• [DATA SUPPLIED]
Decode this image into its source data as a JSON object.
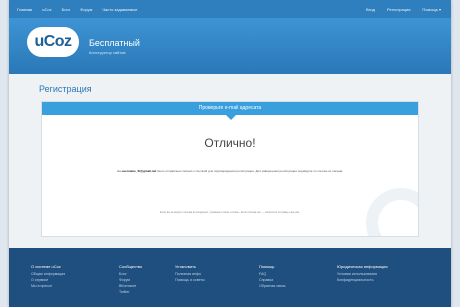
{
  "topbar": {
    "left": [
      "Главная",
      "uCoz",
      "Блог",
      "Форум",
      "Часто задаваемые"
    ],
    "right": [
      "Вход",
      "Регистрация",
      "Помощь ▾"
    ]
  },
  "header": {
    "logo": "uCoz",
    "tagline": "Бесплатный",
    "sub": "Конструктор сайтов"
  },
  "page": {
    "title": "Регистрация"
  },
  "card": {
    "header": "Проверьте e-mail адресата",
    "success": "Отлично!",
    "message_prefix": "На ",
    "email": "username_2t@gmail.net",
    "message_rest": " было отправлено письмо с ссылкой для подтверждения регистрации. Для завершения регистрации перейдите по ссылке из письма.",
    "note": "Если вы не видите письма во входящих, проверьте папку «Спам». Если письма нет — запросите отправку ещё раз."
  },
  "footer": {
    "columns": [
      {
        "heading": "О системе uCoz",
        "items": [
          "Общая информация",
          "О сервисе",
          "Мы в прессе"
        ]
      },
      {
        "heading": "Сообщество",
        "items": [
          "Блог",
          "Форум",
          "ВКонтакте",
          "Twitter"
        ]
      },
      {
        "heading": "Установить",
        "items": [
          "Полезная инфо",
          "Помощь и советы"
        ]
      },
      {
        "heading": "Помощь",
        "items": [
          "FAQ",
          "Справка",
          "Обратная связь"
        ]
      },
      {
        "heading": "Юридическая информация",
        "items": [
          "Условия использования",
          "Конфиденциальность"
        ]
      }
    ]
  }
}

• [WORK TO COMPLETE] Omit the pictures and restate the rest of the records verbatim.

• [ANSWER TO THIS TASK]
Decode this image into its source data as a JSON object.
{
  "topbar": {
    "left": [
      "Главная",
      "uCoz",
      "Блог",
      "Форум",
      "Часто задаваемые"
    ],
    "right": [
      "Вход",
      "Регистрация",
      "Помощь ▾"
    ]
  },
  "header": {
    "logo": "uCoz",
    "tagline": "Бесплатный",
    "sub": "Конструктор сайтов"
  },
  "page": {
    "title": "Регистрация"
  },
  "card": {
    "header": "Проверьте e-mail адресата",
    "success": "Отлично!",
    "message_prefix": "На ",
    "email": "username_2t@gmail.net",
    "message_rest": " было отправлено письмо с ссылкой для подтверждения регистрации. Для завершения регистрации перейдите по ссылке из письма.",
    "note": "Если вы не видите письма во входящих, проверьте папку «Спам». Если письма нет — запросите отправку ещё раз."
  },
  "footer": {
    "columns": [
      {
        "heading": "О системе uCoz",
        "items": [
          "Общая информация",
          "О сервисе",
          "Мы в прессе"
        ]
      },
      {
        "heading": "Сообщество",
        "items": [
          "Блог",
          "Форум",
          "ВКонтакте",
          "Twitter"
        ]
      },
      {
        "heading": "Установить",
        "items": [
          "Полезная инфо",
          "Помощь и советы"
        ]
      },
      {
        "heading": "Помощь",
        "items": [
          "FAQ",
          "Справка",
          "Обратная связь"
        ]
      },
      {
        "heading": "Юридическая информация",
        "items": [
          "Условия использования",
          "Конфиденциальность"
        ]
      }
    ]
  }
}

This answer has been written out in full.